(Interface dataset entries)
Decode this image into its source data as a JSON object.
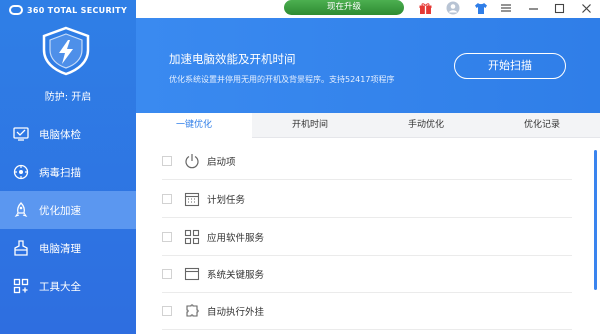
{
  "app": {
    "brand": "360 TOTAL SECURITY"
  },
  "sidebar": {
    "status": "防护: 开启",
    "items": [
      {
        "label": "电脑体检",
        "icon": "checkup-icon",
        "active": false
      },
      {
        "label": "病毒扫描",
        "icon": "virus-scan-icon",
        "active": false
      },
      {
        "label": "优化加速",
        "icon": "speedup-icon",
        "active": true
      },
      {
        "label": "电脑清理",
        "icon": "cleanup-icon",
        "active": false
      },
      {
        "label": "工具大全",
        "icon": "tools-icon",
        "active": false
      }
    ]
  },
  "topbar": {
    "upgrade_label": "现在升级",
    "icons": [
      "gift-icon",
      "avatar-icon",
      "shirt-icon",
      "menu-icon",
      "minimize-icon",
      "maximize-icon",
      "close-icon"
    ]
  },
  "banner": {
    "title": "加速电脑效能及开机时间",
    "subtitle": "优化系统设置并停用无用的开机及背景程序。支持52417项程序",
    "scan_label": "开始扫描"
  },
  "tabs": [
    {
      "label": "一键优化",
      "active": true
    },
    {
      "label": "开机时间",
      "active": false
    },
    {
      "label": "手动优化",
      "active": false
    },
    {
      "label": "优化记录",
      "active": false
    }
  ],
  "list": [
    {
      "label": "启动项",
      "icon": "power-icon"
    },
    {
      "label": "计划任务",
      "icon": "calendar-icon"
    },
    {
      "label": "应用软件服务",
      "icon": "apps-icon"
    },
    {
      "label": "系统关键服务",
      "icon": "window-icon"
    },
    {
      "label": "自动执行外挂",
      "icon": "plugin-icon"
    }
  ],
  "colors": {
    "accent": "#2f7ee8",
    "upgrade": "#3a9b3e"
  }
}
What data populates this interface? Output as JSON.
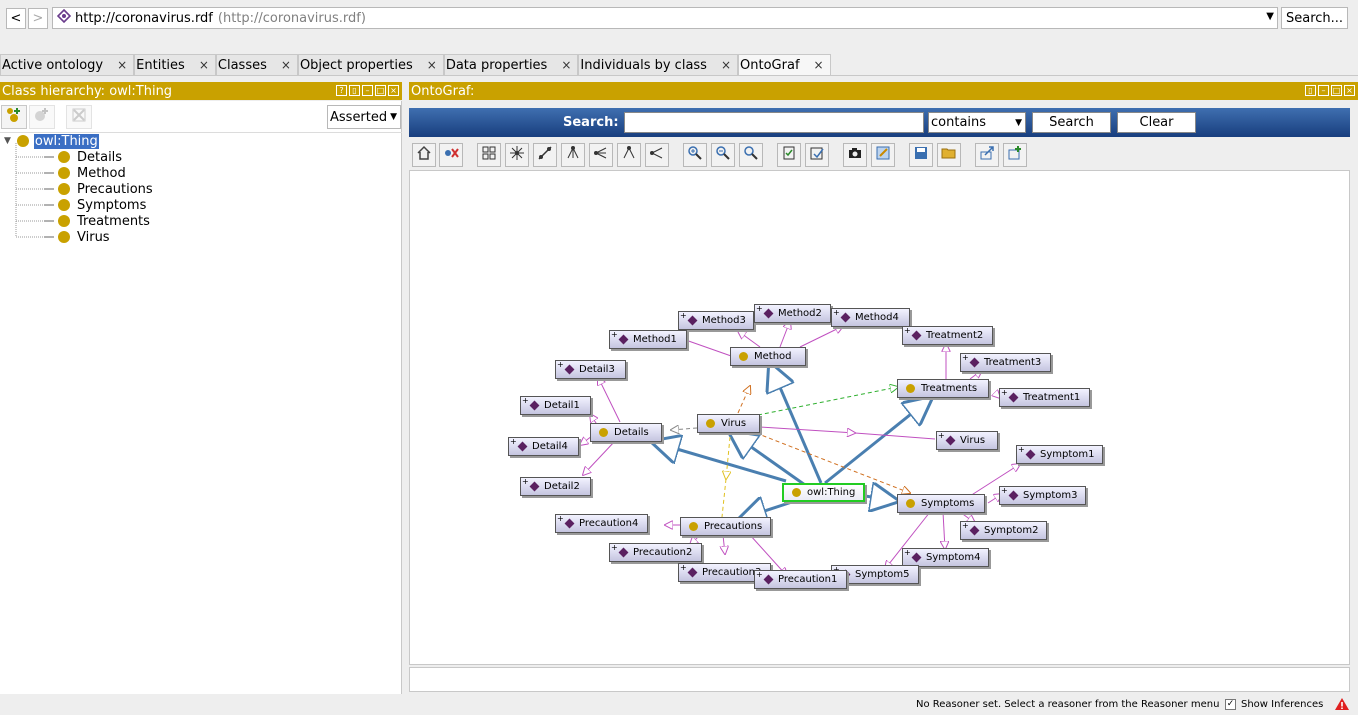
{
  "nav": {
    "back": "<",
    "forward": ">"
  },
  "address": {
    "url": "http://coronavirus.rdf",
    "url_hint": "(http://coronavirus.rdf)",
    "search_label": "Search..."
  },
  "tabs": [
    {
      "label": "Active ontology"
    },
    {
      "label": "Entities"
    },
    {
      "label": "Classes"
    },
    {
      "label": "Object properties"
    },
    {
      "label": "Data properties"
    },
    {
      "label": "Individuals by class"
    },
    {
      "label": "OntoGraf"
    }
  ],
  "tab_close": "×",
  "left_view": {
    "title": "Class hierarchy: owl:Thing",
    "mode": "Asserted",
    "root": "owl:Thing",
    "classes": [
      "Details",
      "Method",
      "Precautions",
      "Symptoms",
      "Treatments",
      "Virus"
    ]
  },
  "right_view": {
    "title": "OntoGraf:"
  },
  "search": {
    "label": "Search:",
    "value": "",
    "mode": "contains",
    "search_button": "Search",
    "clear_button": "Clear"
  },
  "graph": {
    "classes": [
      "owl:Thing",
      "Method",
      "Treatments",
      "Virus",
      "Details",
      "Symptoms",
      "Precautions"
    ],
    "individuals": [
      "Method3",
      "Method2",
      "Method4",
      "Method1",
      "Treatment2",
      "Treatment3",
      "Treatment1",
      "Detail3",
      "Detail1",
      "Detail4",
      "Detail2",
      "Virus",
      "Symptom1",
      "Symptom3",
      "Symptom2",
      "Symptom4",
      "Symptom5",
      "Precaution4",
      "Precaution2",
      "Precaution3",
      "Precaution1"
    ],
    "colors": {
      "subclass_edge": "#4a7fb0",
      "instance_edge": "#c050c0",
      "class_dot": "#c9a100",
      "individual_diamond": "#5a2060",
      "root_border": "#22cc22"
    }
  },
  "status": {
    "reasoner": "No Reasoner set. Select a reasoner from the Reasoner menu",
    "show_inferences": "Show Inferences",
    "show_inferences_checked": true
  }
}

**Work request**
Reprint all the data above verbatim, excluding pictures.

**Final answer**
Decode this image into its source data as a JSON object.
{
  "app": {
    "brand": "360 TOTAL SECURITY"
  },
  "sidebar": {
    "status": "防护: 开启",
    "items": [
      {
        "label": "电脑体检",
        "icon": "checkup-icon",
        "active": false
      },
      {
        "label": "病毒扫描",
        "icon": "virus-scan-icon",
        "active": false
      },
      {
        "label": "优化加速",
        "icon": "speedup-icon",
        "active": true
      },
      {
        "label": "电脑清理",
        "icon": "cleanup-icon",
        "active": false
      },
      {
        "label": "工具大全",
        "icon": "tools-icon",
        "active": false
      }
    ]
  },
  "topbar": {
    "upgrade_label": "现在升级",
    "icons": [
      "gift-icon",
      "avatar-icon",
      "shirt-icon",
      "menu-icon",
      "minimize-icon",
      "maximize-icon",
      "close-icon"
    ]
  },
  "banner": {
    "title": "加速电脑效能及开机时间",
    "subtitle": "优化系统设置并停用无用的开机及背景程序。支持52417项程序",
    "scan_label": "开始扫描"
  },
  "tabs": [
    {
      "label": "一键优化",
      "active": true
    },
    {
      "label": "开机时间",
      "active": false
    },
    {
      "label": "手动优化",
      "active": false
    },
    {
      "label": "优化记录",
      "active": false
    }
  ],
  "list": [
    {
      "label": "启动项",
      "icon": "power-icon"
    },
    {
      "label": "计划任务",
      "icon": "calendar-icon"
    },
    {
      "label": "应用软件服务",
      "icon": "apps-icon"
    },
    {
      "label": "系统关键服务",
      "icon": "window-icon"
    },
    {
      "label": "自动执行外挂",
      "icon": "plugin-icon"
    }
  ],
  "colors": {
    "accent": "#2f7ee8",
    "upgrade": "#3a9b3e"
  }
}
What data populates this interface? Output as JSON.
{
  "nav": {
    "back": "<",
    "forward": ">"
  },
  "address": {
    "url": "http://coronavirus.rdf",
    "url_hint": "(http://coronavirus.rdf)",
    "search_label": "Search..."
  },
  "tabs": [
    {
      "label": "Active ontology"
    },
    {
      "label": "Entities"
    },
    {
      "label": "Classes"
    },
    {
      "label": "Object properties"
    },
    {
      "label": "Data properties"
    },
    {
      "label": "Individuals by class"
    },
    {
      "label": "OntoGraf"
    }
  ],
  "tab_close": "×",
  "left_view": {
    "title": "Class hierarchy: owl:Thing",
    "mode": "Asserted",
    "root": "owl:Thing",
    "classes": [
      "Details",
      "Method",
      "Precautions",
      "Symptoms",
      "Treatments",
      "Virus"
    ]
  },
  "right_view": {
    "title": "OntoGraf:"
  },
  "search": {
    "label": "Search:",
    "value": "",
    "mode": "contains",
    "search_button": "Search",
    "clear_button": "Clear"
  },
  "graph": {
    "classes": [
      "owl:Thing",
      "Method",
      "Treatments",
      "Virus",
      "Details",
      "Symptoms",
      "Precautions"
    ],
    "individuals": [
      "Method3",
      "Method2",
      "Method4",
      "Method1",
      "Treatment2",
      "Treatment3",
      "Treatment1",
      "Detail3",
      "Detail1",
      "Detail4",
      "Detail2",
      "Virus",
      "Symptom1",
      "Symptom3",
      "Symptom2",
      "Symptom4",
      "Symptom5",
      "Precaution4",
      "Precaution2",
      "Precaution3",
      "Precaution1"
    ],
    "colors": {
      "subclass_edge": "#4a7fb0",
      "instance_edge": "#c050c0",
      "class_dot": "#c9a100",
      "individual_diamond": "#5a2060",
      "root_border": "#22cc22"
    }
  },
  "status": {
    "reasoner": "No Reasoner set. Select a reasoner from the Reasoner menu",
    "show_inferences": "Show Inferences",
    "show_inferences_checked": true
  }
}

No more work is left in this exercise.